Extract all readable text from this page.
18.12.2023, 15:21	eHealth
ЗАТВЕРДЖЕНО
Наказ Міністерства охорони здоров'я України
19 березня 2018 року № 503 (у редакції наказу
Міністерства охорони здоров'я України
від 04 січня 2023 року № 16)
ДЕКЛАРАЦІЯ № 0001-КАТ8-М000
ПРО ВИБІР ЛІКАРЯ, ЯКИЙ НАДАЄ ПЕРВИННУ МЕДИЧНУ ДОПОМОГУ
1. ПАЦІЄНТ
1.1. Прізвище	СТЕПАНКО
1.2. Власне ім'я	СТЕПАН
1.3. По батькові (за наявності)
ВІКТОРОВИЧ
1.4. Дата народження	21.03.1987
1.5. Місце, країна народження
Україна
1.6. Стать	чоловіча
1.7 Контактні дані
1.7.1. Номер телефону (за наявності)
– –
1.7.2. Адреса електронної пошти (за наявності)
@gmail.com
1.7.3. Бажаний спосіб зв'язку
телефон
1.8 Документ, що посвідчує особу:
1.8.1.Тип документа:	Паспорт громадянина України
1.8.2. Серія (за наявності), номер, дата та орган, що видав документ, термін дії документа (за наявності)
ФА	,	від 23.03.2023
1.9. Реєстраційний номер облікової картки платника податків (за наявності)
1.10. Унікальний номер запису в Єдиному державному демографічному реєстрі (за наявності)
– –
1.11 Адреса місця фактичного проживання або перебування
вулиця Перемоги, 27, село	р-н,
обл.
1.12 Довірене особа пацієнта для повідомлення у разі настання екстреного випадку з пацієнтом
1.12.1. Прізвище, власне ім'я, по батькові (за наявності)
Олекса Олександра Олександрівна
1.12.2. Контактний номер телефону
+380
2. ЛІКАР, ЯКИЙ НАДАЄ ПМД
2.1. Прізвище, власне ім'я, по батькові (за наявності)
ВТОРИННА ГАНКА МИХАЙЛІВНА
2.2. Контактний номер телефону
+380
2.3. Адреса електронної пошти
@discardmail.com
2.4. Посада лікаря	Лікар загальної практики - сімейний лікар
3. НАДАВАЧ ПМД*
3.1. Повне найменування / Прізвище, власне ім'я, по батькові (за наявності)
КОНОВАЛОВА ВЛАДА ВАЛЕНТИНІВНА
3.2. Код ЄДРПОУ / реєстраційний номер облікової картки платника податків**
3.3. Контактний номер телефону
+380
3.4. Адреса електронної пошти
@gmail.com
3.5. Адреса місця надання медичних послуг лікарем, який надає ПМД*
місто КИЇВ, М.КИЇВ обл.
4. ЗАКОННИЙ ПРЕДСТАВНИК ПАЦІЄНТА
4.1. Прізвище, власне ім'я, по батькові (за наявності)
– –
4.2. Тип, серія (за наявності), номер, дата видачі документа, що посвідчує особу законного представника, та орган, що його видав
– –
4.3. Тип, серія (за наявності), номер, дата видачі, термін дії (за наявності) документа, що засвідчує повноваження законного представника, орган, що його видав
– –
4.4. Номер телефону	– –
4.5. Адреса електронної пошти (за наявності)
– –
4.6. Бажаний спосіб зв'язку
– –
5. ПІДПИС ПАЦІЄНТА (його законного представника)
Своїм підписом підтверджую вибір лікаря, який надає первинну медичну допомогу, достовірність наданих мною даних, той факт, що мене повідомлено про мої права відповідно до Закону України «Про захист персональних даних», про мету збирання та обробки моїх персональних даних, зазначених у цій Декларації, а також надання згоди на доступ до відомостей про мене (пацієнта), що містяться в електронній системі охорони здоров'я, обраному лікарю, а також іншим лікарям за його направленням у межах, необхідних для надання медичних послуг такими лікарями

^^^^^^^^

Written instruction:
Reproduce each line verbatim.

Response to this task:
Extract all readable text from this page.
18.12.2023, 15:21	eHealth
ЗАТВЕРДЖЕНО
Наказ Міністерства охорони здоров'я України
19 березня 2018 року № 503 (у редакції наказу
Міністерства охорони здоров'я України
від 04 січня 2023 року № 16)
ДЕКЛАРАЦІЯ № 0001-КАТ8-М000
ПРО ВИБІР ЛІКАРЯ, ЯКИЙ НАДАЄ ПЕРВИННУ МЕДИЧНУ ДОПОМОГУ
1. ПАЦІЄНТ
1.1. Прізвище	СТЕПАНКО
1.2. Власне ім'я	СТЕПАН
1.3. По батькові (за наявності)
ВІКТОРОВИЧ
1.4. Дата народження	21.03.1987
1.5. Місце, країна народження
Україна
1.6. Стать	чоловіча
1.7 Контактні дані
1.7.1. Номер телефону (за наявності)
– –
1.7.2. Адреса електронної пошти (за наявності)
@gmail.com
1.7.3. Бажаний спосіб зв'язку
телефон
1.8 Документ, що посвідчує особу:
1.8.1.Тип документа:	Паспорт громадянина України
1.8.2. Серія (за наявності), номер, дата та орган, що видав документ, термін дії документа (за наявності)
ФА	,	від 23.03.2023
1.9. Реєстраційний номер облікової картки платника податків (за наявності)
1.10. Унікальний номер запису в Єдиному державному демографічному реєстрі (за наявності)
– –
1.11 Адреса місця фактичного проживання або перебування
вулиця Перемоги, 27, село	р-н,
обл.
1.12 Довірене особа пацієнта для повідомлення у разі настання екстреного випадку з пацієнтом
1.12.1. Прізвище, власне ім'я, по батькові (за наявності)
Олекса Олександра Олександрівна
1.12.2. Контактний номер телефону
+380
2. ЛІКАР, ЯКИЙ НАДАЄ ПМД
2.1. Прізвище, власне ім'я, по батькові (за наявності)
ВТОРИННА ГАНКА МИХАЙЛІВНА
2.2. Контактний номер телефону
+380
2.3. Адреса електронної пошти
@discardmail.com
2.4. Посада лікаря	Лікар загальної практики - сімейний лікар
3. НАДАВАЧ ПМД*
3.1. Повне найменування / Прізвище, власне ім'я, по батькові (за наявності)
КОНОВАЛОВА ВЛАДА ВАЛЕНТИНІВНА
3.2. Код ЄДРПОУ / реєстраційний номер облікової картки платника податків**
3.3. Контактний номер телефону
+380
3.4. Адреса електронної пошти
@gmail.com
3.5. Адреса місця надання медичних послуг лікарем, який надає ПМД*
місто КИЇВ, М.КИЇВ обл.
4. ЗАКОННИЙ ПРЕДСТАВНИК ПАЦІЄНТА
4.1. Прізвище, власне ім'я, по батькові (за наявності)
– –
4.2. Тип, серія (за наявності), номер, дата видачі документа, що посвідчує особу законного представника, та орган, що його видав
– –
4.3. Тип, серія (за наявності), номер, дата видачі, термін дії (за наявності) документа, що засвідчує повноваження законного представника, орган, що його видав
– –
4.4. Номер телефону	– –
4.5. Адреса електронної пошти (за наявності)
– –
4.6. Бажаний спосіб зв'язку
– –
5. ПІДПИС ПАЦІЄНТА (його законного представника)
Своїм підписом підтверджую вибір лікаря, який надає первинну медичну допомогу, достовірність наданих мною даних, той факт, що мене повідомлено про мої права відповідно до Закону України «Про захист персональних даних», про мету збирання та обробки моїх персональних даних, зазначених у цій Декларації, а також надання згоди на доступ до відомостей про мене (пацієнта), що містяться в електронній системі охорони здоров'я, обраному лікарю, а також іншим лікарям за його направленням у межах, необхідних для надання медичних послуг такими лікарями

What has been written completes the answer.